▶ _What needs to be done_:
Show every line in the records below that contains the word "JSON".

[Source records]
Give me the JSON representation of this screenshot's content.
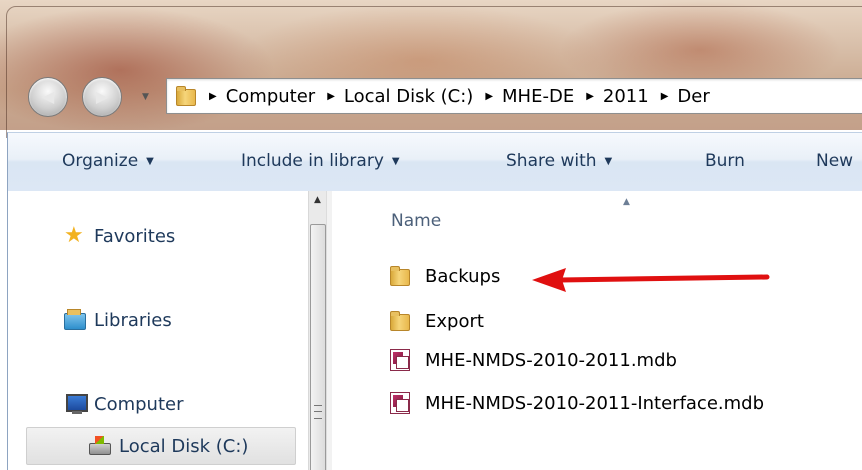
{
  "address_bar": {
    "crumbs": [
      "Computer",
      "Local Disk (C:)",
      "MHE-DE",
      "2011",
      "Der"
    ]
  },
  "toolbar": {
    "organize": "Organize",
    "include_in_library": "Include in library",
    "share_with": "Share with",
    "burn": "Burn",
    "new": "New"
  },
  "nav_pane": {
    "favorites": "Favorites",
    "libraries": "Libraries",
    "computer": "Computer",
    "local_disk": "Local Disk (C:)"
  },
  "file_list": {
    "column_name": "Name",
    "items": [
      {
        "name": "Backups",
        "icon": "folder-icon"
      },
      {
        "name": "Export",
        "icon": "folder-icon"
      },
      {
        "name": "MHE-NMDS-2010-2011.mdb",
        "icon": "access-db-icon"
      },
      {
        "name": "MHE-NMDS-2010-2011-Interface.mdb",
        "icon": "access-db-icon"
      }
    ]
  },
  "annotation": {
    "arrow_color": "#e01010",
    "points_to": "Backups"
  }
}
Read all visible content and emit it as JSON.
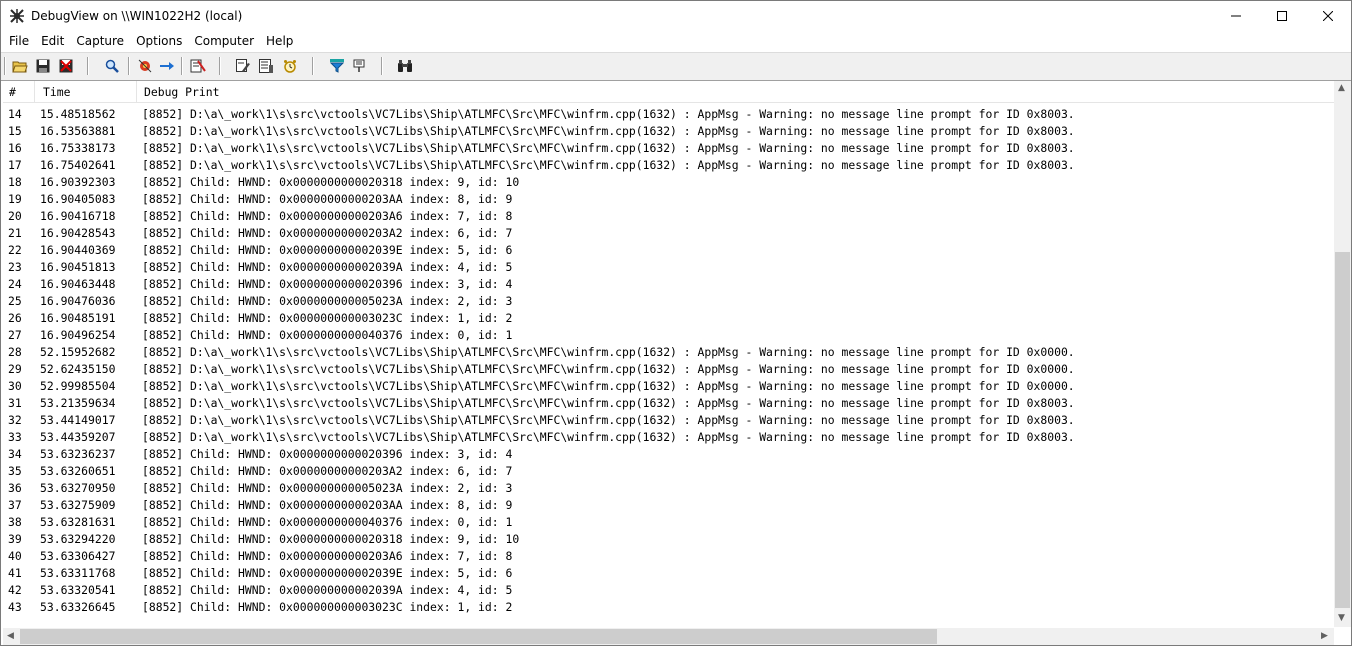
{
  "window": {
    "title": "DebugView on \\\\WIN1022H2 (local)"
  },
  "menu": [
    "File",
    "Edit",
    "Capture",
    "Options",
    "Computer",
    "Help"
  ],
  "columns": {
    "num": "#",
    "time": "Time",
    "message": "Debug Print"
  },
  "rows": [
    {
      "num": "14",
      "time": "15.48518562",
      "msg": "[8852] D:\\a\\_work\\1\\s\\src\\vctools\\VC7Libs\\Ship\\ATLMFC\\Src\\MFC\\winfrm.cpp(1632) : AppMsg - Warning: no message line prompt for ID 0x8003."
    },
    {
      "num": "15",
      "time": "16.53563881",
      "msg": "[8852] D:\\a\\_work\\1\\s\\src\\vctools\\VC7Libs\\Ship\\ATLMFC\\Src\\MFC\\winfrm.cpp(1632) : AppMsg - Warning: no message line prompt for ID 0x8003."
    },
    {
      "num": "16",
      "time": "16.75338173",
      "msg": "[8852] D:\\a\\_work\\1\\s\\src\\vctools\\VC7Libs\\Ship\\ATLMFC\\Src\\MFC\\winfrm.cpp(1632) : AppMsg - Warning: no message line prompt for ID 0x8003."
    },
    {
      "num": "17",
      "time": "16.75402641",
      "msg": "[8852] D:\\a\\_work\\1\\s\\src\\vctools\\VC7Libs\\Ship\\ATLMFC\\Src\\MFC\\winfrm.cpp(1632) : AppMsg - Warning: no message line prompt for ID 0x8003."
    },
    {
      "num": "18",
      "time": "16.90392303",
      "msg": "[8852] Child: HWND: 0x0000000000020318 index: 9, id: 10"
    },
    {
      "num": "19",
      "time": "16.90405083",
      "msg": "[8852] Child: HWND: 0x00000000000203AA index: 8, id: 9"
    },
    {
      "num": "20",
      "time": "16.90416718",
      "msg": "[8852] Child: HWND: 0x00000000000203A6 index: 7, id: 8"
    },
    {
      "num": "21",
      "time": "16.90428543",
      "msg": "[8852] Child: HWND: 0x00000000000203A2 index: 6, id: 7"
    },
    {
      "num": "22",
      "time": "16.90440369",
      "msg": "[8852] Child: HWND: 0x000000000002039E index: 5, id: 6"
    },
    {
      "num": "23",
      "time": "16.90451813",
      "msg": "[8852] Child: HWND: 0x000000000002039A index: 4, id: 5"
    },
    {
      "num": "24",
      "time": "16.90463448",
      "msg": "[8852] Child: HWND: 0x0000000000020396 index: 3, id: 4"
    },
    {
      "num": "25",
      "time": "16.90476036",
      "msg": "[8852] Child: HWND: 0x000000000005023A index: 2, id: 3"
    },
    {
      "num": "26",
      "time": "16.90485191",
      "msg": "[8852] Child: HWND: 0x000000000003023C index: 1, id: 2"
    },
    {
      "num": "27",
      "time": "16.90496254",
      "msg": "[8852] Child: HWND: 0x0000000000040376 index: 0, id: 1"
    },
    {
      "num": "28",
      "time": "52.15952682",
      "msg": "[8852] D:\\a\\_work\\1\\s\\src\\vctools\\VC7Libs\\Ship\\ATLMFC\\Src\\MFC\\winfrm.cpp(1632) : AppMsg - Warning: no message line prompt for ID 0x0000."
    },
    {
      "num": "29",
      "time": "52.62435150",
      "msg": "[8852] D:\\a\\_work\\1\\s\\src\\vctools\\VC7Libs\\Ship\\ATLMFC\\Src\\MFC\\winfrm.cpp(1632) : AppMsg - Warning: no message line prompt for ID 0x0000."
    },
    {
      "num": "30",
      "time": "52.99985504",
      "msg": "[8852] D:\\a\\_work\\1\\s\\src\\vctools\\VC7Libs\\Ship\\ATLMFC\\Src\\MFC\\winfrm.cpp(1632) : AppMsg - Warning: no message line prompt for ID 0x0000."
    },
    {
      "num": "31",
      "time": "53.21359634",
      "msg": "[8852] D:\\a\\_work\\1\\s\\src\\vctools\\VC7Libs\\Ship\\ATLMFC\\Src\\MFC\\winfrm.cpp(1632) : AppMsg - Warning: no message line prompt for ID 0x8003."
    },
    {
      "num": "32",
      "time": "53.44149017",
      "msg": "[8852] D:\\a\\_work\\1\\s\\src\\vctools\\VC7Libs\\Ship\\ATLMFC\\Src\\MFC\\winfrm.cpp(1632) : AppMsg - Warning: no message line prompt for ID 0x8003."
    },
    {
      "num": "33",
      "time": "53.44359207",
      "msg": "[8852] D:\\a\\_work\\1\\s\\src\\vctools\\VC7Libs\\Ship\\ATLMFC\\Src\\MFC\\winfrm.cpp(1632) : AppMsg - Warning: no message line prompt for ID 0x8003."
    },
    {
      "num": "34",
      "time": "53.63236237",
      "msg": "[8852] Child: HWND: 0x0000000000020396 index: 3, id: 4"
    },
    {
      "num": "35",
      "time": "53.63260651",
      "msg": "[8852] Child: HWND: 0x00000000000203A2 index: 6, id: 7"
    },
    {
      "num": "36",
      "time": "53.63270950",
      "msg": "[8852] Child: HWND: 0x000000000005023A index: 2, id: 3"
    },
    {
      "num": "37",
      "time": "53.63275909",
      "msg": "[8852] Child: HWND: 0x00000000000203AA index: 8, id: 9"
    },
    {
      "num": "38",
      "time": "53.63281631",
      "msg": "[8852] Child: HWND: 0x0000000000040376 index: 0, id: 1"
    },
    {
      "num": "39",
      "time": "53.63294220",
      "msg": "[8852] Child: HWND: 0x0000000000020318 index: 9, id: 10"
    },
    {
      "num": "40",
      "time": "53.63306427",
      "msg": "[8852] Child: HWND: 0x00000000000203A6 index: 7, id: 8"
    },
    {
      "num": "41",
      "time": "53.63311768",
      "msg": "[8852] Child: HWND: 0x000000000002039E index: 5, id: 6"
    },
    {
      "num": "42",
      "time": "53.63320541",
      "msg": "[8852] Child: HWND: 0x000000000002039A index: 4, id: 5"
    },
    {
      "num": "43",
      "time": "53.63326645",
      "msg": "[8852] Child: HWND: 0x000000000003023C index: 1, id: 2"
    }
  ]
}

▶ _Answer to the problem_:
Give me the JSON representation of this screenshot's content.
Read all visible content and emit it as JSON.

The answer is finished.